Count, in the entries, the lines with "كانت". Answer with the number only.
________________
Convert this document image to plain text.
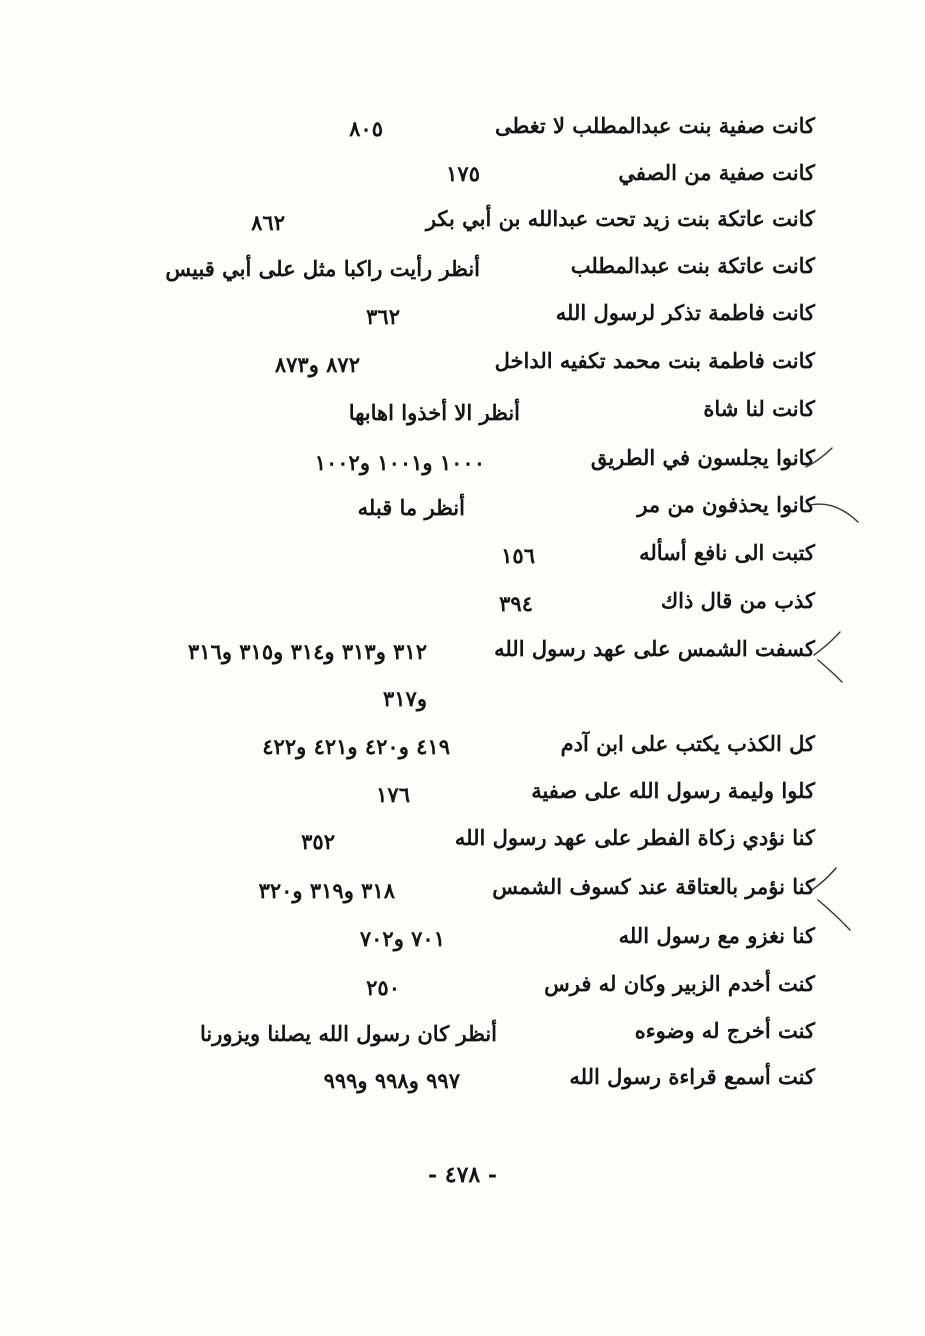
كانت صفية بنت عبدالمطلب لا تغطى
٨٠٥
كانت صفية من الصفي
١٧٥
كانت عاتكة بنت زيد تحت عبدالله بن أبي بكر
٨٦٢
كانت عاتكة بنت عبدالمطلب
أنظر رأيت راكبا مثل على أبي قبيس
كانت فاطمة تذكر لرسول الله
٣٦٢
كانت فاطمة بنت محمد تكفيه الداخل
٨٧٢ و٨٧٣
كانت لنا شاة
أنظر الا أخذوا اهابها
كانوا يجلسون في الطريق
١٠٠٠ و١٠٠١ و١٠٠٢
كانوا يحذفون من مر
أنظر ما قبله
كتبت الى نافع أسأله
١٥٦
كذب من قال ذاك
٣٩٤
كسفت الشمس على عهد رسول الله
٣١٢ و٣١٣ و٣١٤ و٣١٥ و٣١٦
و٣١٧
كل الكذب يكتب على ابن آدم
٤١٩ و٤٢٠ و٤٢١ و٤٢٢
كلوا وليمة رسول الله على صفية
١٧٦
كنا نؤدي زكاة الفطر على عهد رسول الله
٣٥٢
كنا نؤمر بالعتاقة عند كسوف الشمس
٣١٨ و٣١٩ و٣٢٠
كنا نغزو مع رسول الله
٧٠١ و٧٠٢
كنت أخدم الزبير وكان له فرس
٢٥٠
كنت أخرج له وضوءه
أنظر كان رسول الله يصلنا ويزورنا
كنت أسمع قراءة رسول الله
٩٩٧ و٩٩٨ و٩٩٩
- ٤٧٨ -
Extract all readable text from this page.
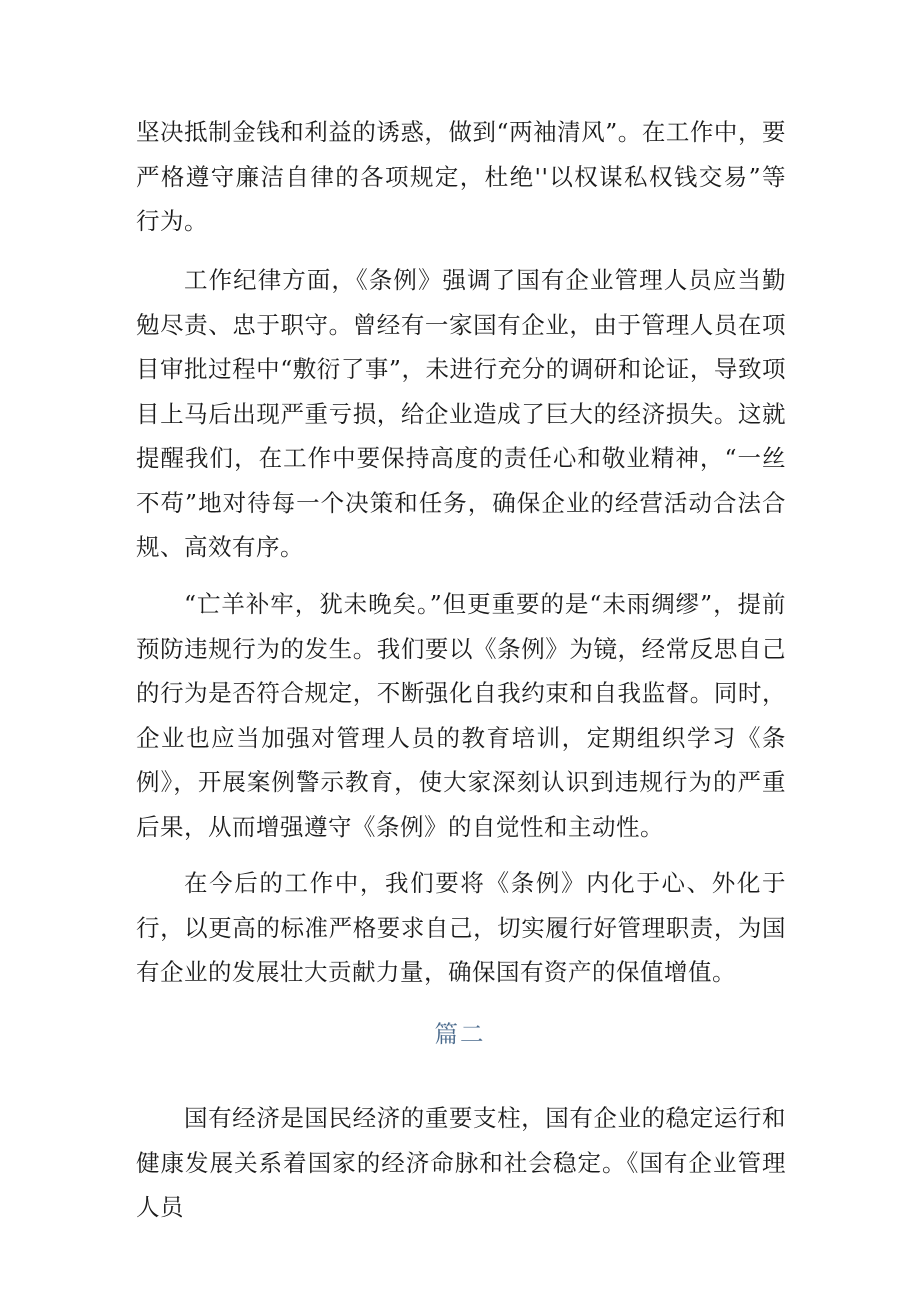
坚决抵制金钱和利益的诱惑，做到“两袖清风”。在工作中，要严格遵守廉洁自律的各项规定，杜绝''以权谋私权钱交易”等行为。

工作纪律方面，《条例》强调了国有企业管理人员应当勤勉尽责、忠于职守。曾经有一家国有企业，由于管理人员在项目审批过程中“敷衍了事”，未进行充分的调研和论证，导致项目上马后出现严重亏损，给企业造成了巨大的经济损失。这就提醒我们，在工作中要保持高度的责任心和敬业精神，“一丝不苟”地对待每一个决策和任务，确保企业的经营活动合法合规、高效有序。

“亡羊补牢，犹未晚矣。”但更重要的是“未雨绸缪”，提前预防违规行为的发生。我们要以《条例》为镜，经常反思自己的行为是否符合规定，不断强化自我约束和自我监督。同时，企业也应当加强对管理人员的教育培训，定期组织学习《条例》，开展案例警示教育，使大家深刻认识到违规行为的严重后果，从而增强遵守《条例》的自觉性和主动性。

在今后的工作中，我们要将《条例》内化于心、外化于行，以更高的标准严格要求自己，切实履行好管理职责，为国有企业的发展壮大贡献力量，确保国有资产的保值增值。

篇二

国有经济是国民经济的重要支柱，国有企业的稳定运行和健康发展关系着国家的经济命脉和社会稳定。《国有企业管理人员
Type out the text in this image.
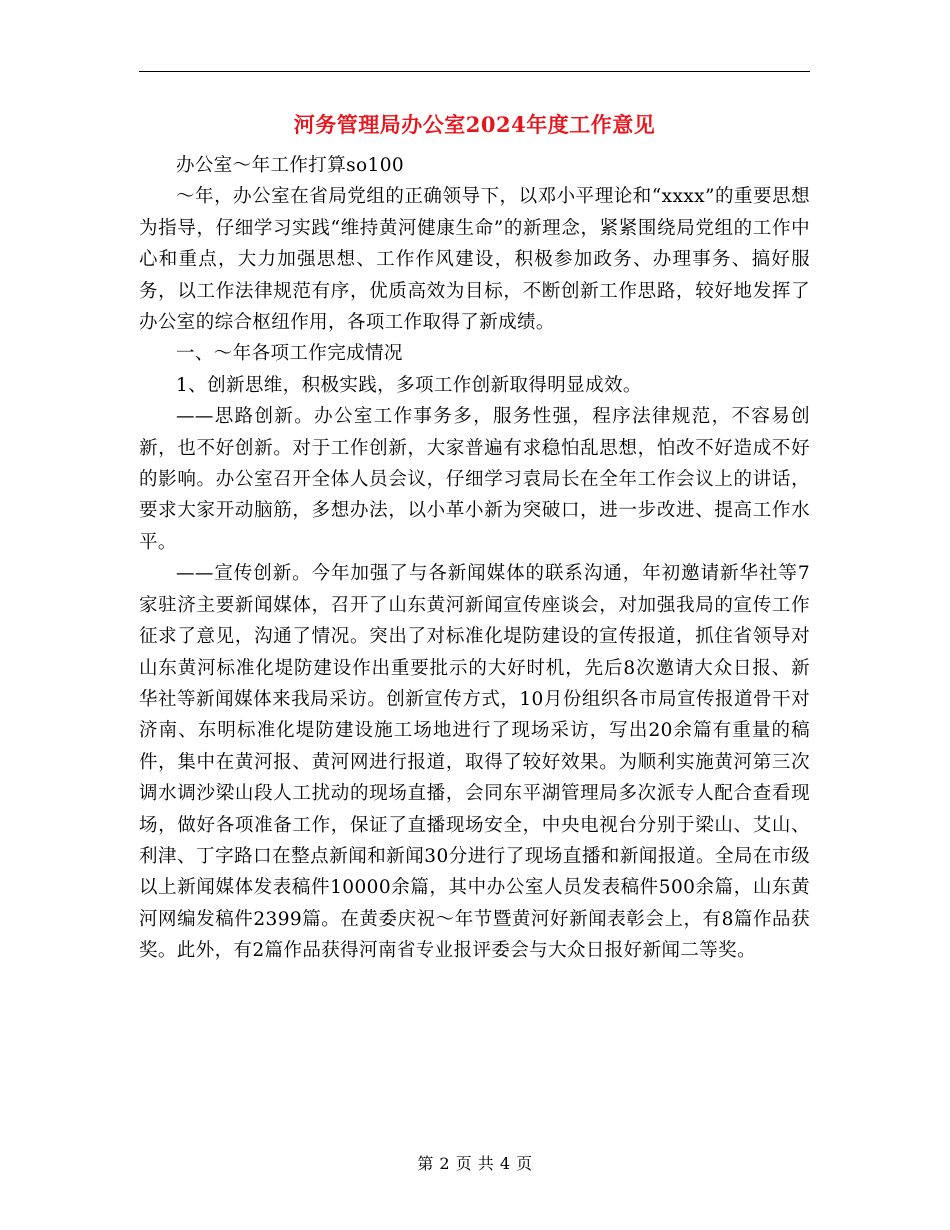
河务管理局办公室2024年度工作意见

办公室～年工作打算so100

～年，办公室在省局党组的正确领导下，以邓小平理论和“xxxx”的重要思想为指导，仔细学习实践“维持黄河健康生命”的新理念，紧紧围绕局党组的工作中心和重点，大力加强思想、工作作风建设，积极参加政务、办理事务、搞好服务，以工作法律规范有序，优质高效为目标，不断创新工作思路，较好地发挥了办公室的综合枢纽作用，各项工作取得了新成绩。

一、～年各项工作完成情况

1、创新思维，积极实践，多项工作创新取得明显成效。

——思路创新。办公室工作事务多，服务性强，程序法律规范，不容易创新，也不好创新。对于工作创新，大家普遍有求稳怕乱思想，怕改不好造成不好的影响。办公室召开全体人员会议，仔细学习袁局长在全年工作会议上的讲话，要求大家开动脑筋，多想办法，以小革小新为突破口，进一步改进、提高工作水平。

——宣传创新。今年加强了与各新闻媒体的联系沟通，年初邀请新华社等7家驻济主要新闻媒体，召开了山东黄河新闻宣传座谈会，对加强我局的宣传工作征求了意见，沟通了情况。突出了对标准化堤防建设的宣传报道，抓住省领导对山东黄河标准化堤防建设作出重要批示的大好时机，先后8次邀请大众日报、新华社等新闻媒体来我局采访。创新宣传方式，10月份组织各市局宣传报道骨干对济南、东明标准化堤防建设施工场地进行了现场采访，写出20余篇有重量的稿件，集中在黄河报、黄河网进行报道，取得了较好效果。为顺利实施黄河第三次调水调沙梁山段人工扰动的现场直播，会同东平湖管理局多次派专人配合查看现场，做好各项准备工作，保证了直播现场安全，中央电视台分别于梁山、艾山、利津、丁字路口在整点新闻和新闻30分进行了现场直播和新闻报道。全局在市级以上新闻媒体发表稿件10000余篇，其中办公室人员发表稿件500余篇，山东黄河网编发稿件2399篇。在黄委庆祝～年节暨黄河好新闻表彰会上，有8篇作品获奖。此外，有2篇作品获得河南省专业报评委会与大众日报好新闻二等奖。

第 2 页 共 4 页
________________
> _TASK ANSWER_
7